(Saved entries)
=====

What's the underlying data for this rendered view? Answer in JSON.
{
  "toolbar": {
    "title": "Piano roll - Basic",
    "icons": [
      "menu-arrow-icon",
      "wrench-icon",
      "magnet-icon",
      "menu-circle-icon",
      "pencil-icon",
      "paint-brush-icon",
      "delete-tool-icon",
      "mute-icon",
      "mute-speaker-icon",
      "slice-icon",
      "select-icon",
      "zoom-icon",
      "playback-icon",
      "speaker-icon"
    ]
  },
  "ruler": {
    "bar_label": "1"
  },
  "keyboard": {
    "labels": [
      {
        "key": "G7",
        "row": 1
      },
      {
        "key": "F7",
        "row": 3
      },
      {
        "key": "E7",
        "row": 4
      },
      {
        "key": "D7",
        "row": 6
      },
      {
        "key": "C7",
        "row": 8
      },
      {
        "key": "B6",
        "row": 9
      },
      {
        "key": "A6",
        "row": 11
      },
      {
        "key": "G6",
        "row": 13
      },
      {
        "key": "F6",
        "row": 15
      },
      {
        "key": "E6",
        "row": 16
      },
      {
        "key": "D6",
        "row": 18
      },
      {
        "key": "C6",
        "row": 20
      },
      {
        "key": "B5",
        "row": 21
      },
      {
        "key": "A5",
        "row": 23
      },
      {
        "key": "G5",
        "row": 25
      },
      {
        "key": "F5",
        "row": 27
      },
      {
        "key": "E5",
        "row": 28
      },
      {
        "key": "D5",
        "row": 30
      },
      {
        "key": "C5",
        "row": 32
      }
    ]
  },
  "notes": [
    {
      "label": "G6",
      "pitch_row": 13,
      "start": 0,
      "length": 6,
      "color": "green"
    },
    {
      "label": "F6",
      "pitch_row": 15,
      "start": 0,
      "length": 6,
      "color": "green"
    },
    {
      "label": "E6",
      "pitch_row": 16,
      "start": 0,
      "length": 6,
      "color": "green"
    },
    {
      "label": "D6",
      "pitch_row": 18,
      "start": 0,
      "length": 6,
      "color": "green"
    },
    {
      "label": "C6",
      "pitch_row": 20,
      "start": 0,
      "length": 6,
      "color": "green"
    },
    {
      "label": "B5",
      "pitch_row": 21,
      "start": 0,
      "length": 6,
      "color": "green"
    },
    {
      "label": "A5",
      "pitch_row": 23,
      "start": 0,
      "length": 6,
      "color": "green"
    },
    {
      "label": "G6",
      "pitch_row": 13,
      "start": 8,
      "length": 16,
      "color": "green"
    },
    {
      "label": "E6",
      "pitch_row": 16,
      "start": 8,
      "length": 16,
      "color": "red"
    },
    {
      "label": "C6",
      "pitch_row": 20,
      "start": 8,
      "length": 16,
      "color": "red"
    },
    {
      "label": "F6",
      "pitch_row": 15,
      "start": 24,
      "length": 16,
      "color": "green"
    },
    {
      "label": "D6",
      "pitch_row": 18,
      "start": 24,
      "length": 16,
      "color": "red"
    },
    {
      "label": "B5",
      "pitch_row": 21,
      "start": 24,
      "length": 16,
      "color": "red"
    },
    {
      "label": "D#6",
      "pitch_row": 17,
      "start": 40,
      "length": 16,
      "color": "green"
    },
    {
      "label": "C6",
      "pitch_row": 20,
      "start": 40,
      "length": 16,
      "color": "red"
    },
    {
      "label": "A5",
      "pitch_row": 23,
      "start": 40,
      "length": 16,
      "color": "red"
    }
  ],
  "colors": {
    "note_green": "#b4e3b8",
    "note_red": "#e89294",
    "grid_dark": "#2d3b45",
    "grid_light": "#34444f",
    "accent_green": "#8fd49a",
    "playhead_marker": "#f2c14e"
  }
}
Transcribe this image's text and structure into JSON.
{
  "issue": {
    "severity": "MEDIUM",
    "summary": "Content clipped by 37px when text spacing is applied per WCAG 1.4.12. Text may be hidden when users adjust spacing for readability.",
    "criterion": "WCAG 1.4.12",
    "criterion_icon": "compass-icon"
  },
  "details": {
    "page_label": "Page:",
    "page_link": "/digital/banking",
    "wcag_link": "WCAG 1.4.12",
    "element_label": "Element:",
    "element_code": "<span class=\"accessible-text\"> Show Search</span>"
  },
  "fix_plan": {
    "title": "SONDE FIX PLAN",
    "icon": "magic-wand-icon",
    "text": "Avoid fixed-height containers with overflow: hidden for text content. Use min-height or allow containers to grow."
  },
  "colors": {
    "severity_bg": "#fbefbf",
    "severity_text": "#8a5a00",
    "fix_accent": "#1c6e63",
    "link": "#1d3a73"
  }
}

=====

Given problem: Using the listing above, retype each line exactly.

Output for this exercise:
What's the underlying data for this rendered view? Answer in JSON.
{
  "toolbar": {
    "title": "Piano roll - Basic",
    "icons": [
      "menu-arrow-icon",
      "wrench-icon",
      "magnet-icon",
      "menu-circle-icon",
      "pencil-icon",
      "paint-brush-icon",
      "delete-tool-icon",
      "mute-icon",
      "mute-speaker-icon",
      "slice-icon",
      "select-icon",
      "zoom-icon",
      "playback-icon",
      "speaker-icon"
    ]
  },
  "ruler": {
    "bar_label": "1"
  },
  "keyboard": {
    "labels": [
      {
        "key": "G7",
        "row": 1
      },
      {
        "key": "F7",
        "row": 3
      },
      {
        "key": "E7",
        "row": 4
      },
      {
        "key": "D7",
        "row": 6
      },
      {
        "key": "C7",
        "row": 8
      },
      {
        "key": "B6",
        "row": 9
      },
      {
        "key": "A6",
        "row": 11
      },
      {
        "key": "G6",
        "row": 13
      },
      {
        "key": "F6",
        "row": 15
      },
      {
        "key": "E6",
        "row": 16
      },
      {
        "key": "D6",
        "row": 18
      },
      {
        "key": "C6",
        "row": 20
      },
      {
        "key": "B5",
        "row": 21
      },
      {
        "key": "A5",
        "row": 23
      },
      {
        "key": "G5",
        "row": 25
      },
      {
        "key": "F5",
        "row": 27
      },
      {
        "key": "E5",
        "row": 28
      },
      {
        "key": "D5",
        "row": 30
      },
      {
        "key": "C5",
        "row": 32
      }
    ]
  },
  "notes": [
    {
      "label": "G6",
      "pitch_row": 13,
      "start": 0,
      "length": 6,
      "color": "green"
    },
    {
      "label": "F6",
      "pitch_row": 15,
      "start": 0,
      "length": 6,
      "color": "green"
    },
    {
      "label": "E6",
      "pitch_row": 16,
      "start": 0,
      "length": 6,
      "color": "green"
    },
    {
      "label": "D6",
      "pitch_row": 18,
      "start": 0,
      "length": 6,
      "color": "green"
    },
    {
      "label": "C6",
      "pitch_row": 20,
      "start": 0,
      "length": 6,
      "color": "green"
    },
    {
      "label": "B5",
      "pitch_row": 21,
      "start": 0,
      "length": 6,
      "color": "green"
    },
    {
      "label": "A5",
      "pitch_row": 23,
      "start": 0,
      "length": 6,
      "color": "green"
    },
    {
      "label": "G6",
      "pitch_row": 13,
      "start": 8,
      "length": 16,
      "color": "green"
    },
    {
      "label": "E6",
      "pitch_row": 16,
      "start": 8,
      "length": 16,
      "color": "red"
    },
    {
      "label": "C6",
      "pitch_row": 20,
      "start": 8,
      "length": 16,
      "color": "red"
    },
    {
      "label": "F6",
      "pitch_row": 15,
      "start": 24,
      "length": 16,
      "color": "green"
    },
    {
      "label": "D6",
      "pitch_row": 18,
      "start": 24,
      "length": 16,
      "color": "red"
    },
    {
      "label": "B5",
      "pitch_row": 21,
      "start": 24,
      "length": 16,
      "color": "red"
    },
    {
      "label": "D#6",
      "pitch_row": 17,
      "start": 40,
      "length": 16,
      "color": "green"
    },
    {
      "label": "C6",
      "pitch_row": 20,
      "start": 40,
      "length": 16,
      "color": "red"
    },
    {
      "label": "A5",
      "pitch_row": 23,
      "start": 40,
      "length": 16,
      "color": "red"
    }
  ],
  "colors": {
    "note_green": "#b4e3b8",
    "note_red": "#e89294",
    "grid_dark": "#2d3b45",
    "grid_light": "#34444f",
    "accent_green": "#8fd49a",
    "playhead_marker": "#f2c14e"
  }
}
Transcribe this image's text and structure into JSON.
{
  "issue": {
    "severity": "MEDIUM",
    "summary": "Content clipped by 37px when text spacing is applied per WCAG 1.4.12. Text may be hidden when users adjust spacing for readability.",
    "criterion": "WCAG 1.4.12",
    "criterion_icon": "compass-icon"
  },
  "details": {
    "page_label": "Page:",
    "page_link": "/digital/banking",
    "wcag_link": "WCAG 1.4.12",
    "element_label": "Element:",
    "element_code": "<span class=\"accessible-text\"> Show Search</span>"
  },
  "fix_plan": {
    "title": "SONDE FIX PLAN",
    "icon": "magic-wand-icon",
    "text": "Avoid fixed-height containers with overflow: hidden for text content. Use min-height or allow containers to grow."
  },
  "colors": {
    "severity_bg": "#fbefbf",
    "severity_text": "#8a5a00",
    "fix_accent": "#1c6e63",
    "link": "#1d3a73"
  }
}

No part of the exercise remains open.